> Given exercise: Each record below should be repeated precisely as written.

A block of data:
========
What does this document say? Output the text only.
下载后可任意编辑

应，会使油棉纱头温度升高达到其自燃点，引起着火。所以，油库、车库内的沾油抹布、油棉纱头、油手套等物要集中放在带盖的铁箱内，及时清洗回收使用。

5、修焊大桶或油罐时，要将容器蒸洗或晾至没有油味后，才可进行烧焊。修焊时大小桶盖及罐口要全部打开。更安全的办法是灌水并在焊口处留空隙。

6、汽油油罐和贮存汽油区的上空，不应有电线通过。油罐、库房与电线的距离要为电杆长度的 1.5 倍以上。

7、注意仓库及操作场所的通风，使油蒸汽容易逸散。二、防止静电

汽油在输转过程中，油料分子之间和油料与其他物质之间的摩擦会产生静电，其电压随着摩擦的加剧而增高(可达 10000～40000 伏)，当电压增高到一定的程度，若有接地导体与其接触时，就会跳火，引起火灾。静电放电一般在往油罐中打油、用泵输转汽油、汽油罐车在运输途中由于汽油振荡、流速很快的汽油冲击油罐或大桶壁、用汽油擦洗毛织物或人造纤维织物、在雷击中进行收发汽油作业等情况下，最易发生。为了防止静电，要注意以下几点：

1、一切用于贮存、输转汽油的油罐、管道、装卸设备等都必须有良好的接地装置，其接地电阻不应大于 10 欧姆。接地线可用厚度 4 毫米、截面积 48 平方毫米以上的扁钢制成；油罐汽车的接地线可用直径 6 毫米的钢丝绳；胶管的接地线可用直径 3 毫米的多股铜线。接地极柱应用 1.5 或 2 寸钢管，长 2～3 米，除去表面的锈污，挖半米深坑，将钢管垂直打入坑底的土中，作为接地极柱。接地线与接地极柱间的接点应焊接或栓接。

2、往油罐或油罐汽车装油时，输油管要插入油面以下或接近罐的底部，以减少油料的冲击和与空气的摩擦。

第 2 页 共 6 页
========
> Solution for this exercise:
What does this document say? Output the text only.
下载后可任意编辑

应，会使油棉纱头温度升高达到其自燃点，引起着火。所以，油库、车库内的沾油抹布、油棉纱头、油手套等物要集中放在带盖的铁箱内，及时清洗回收使用。

5、修焊大桶或油罐时，要将容器蒸洗或晾至没有油味后，才可进行烧焊。修焊时大小桶盖及罐口要全部打开。更安全的办法是灌水并在焊口处留空隙。

6、汽油油罐和贮存汽油区的上空，不应有电线通过。油罐、库房与电线的距离要为电杆长度的 1.5 倍以上。

7、注意仓库及操作场所的通风，使油蒸汽容易逸散。二、防止静电

汽油在输转过程中，油料分子之间和油料与其他物质之间的摩擦会产生静电，其电压随着摩擦的加剧而增高(可达 10000～40000 伏)，当电压增高到一定的程度，若有接地导体与其接触时，就会跳火，引起火灾。静电放电一般在往油罐中打油、用泵输转汽油、汽油罐车在运输途中由于汽油振荡、流速很快的汽油冲击油罐或大桶壁、用汽油擦洗毛织物或人造纤维织物、在雷击中进行收发汽油作业等情况下，最易发生。为了防止静电，要注意以下几点：

1、一切用于贮存、输转汽油的油罐、管道、装卸设备等都必须有良好的接地装置，其接地电阻不应大于 10 欧姆。接地线可用厚度 4 毫米、截面积 48 平方毫米以上的扁钢制成；油罐汽车的接地线可用直径 6 毫米的钢丝绳；胶管的接地线可用直径 3 毫米的多股铜线。接地极柱应用 1.5 或 2 寸钢管，长 2～3 米，除去表面的锈污，挖半米深坑，将钢管垂直打入坑底的土中，作为接地极柱。接地线与接地极柱间的接点应焊接或栓接。

2、往油罐或油罐汽车装油时，输油管要插入油面以下或接近罐的底部，以减少油料的冲击和与空气的摩擦。

第 2 页 共 6 页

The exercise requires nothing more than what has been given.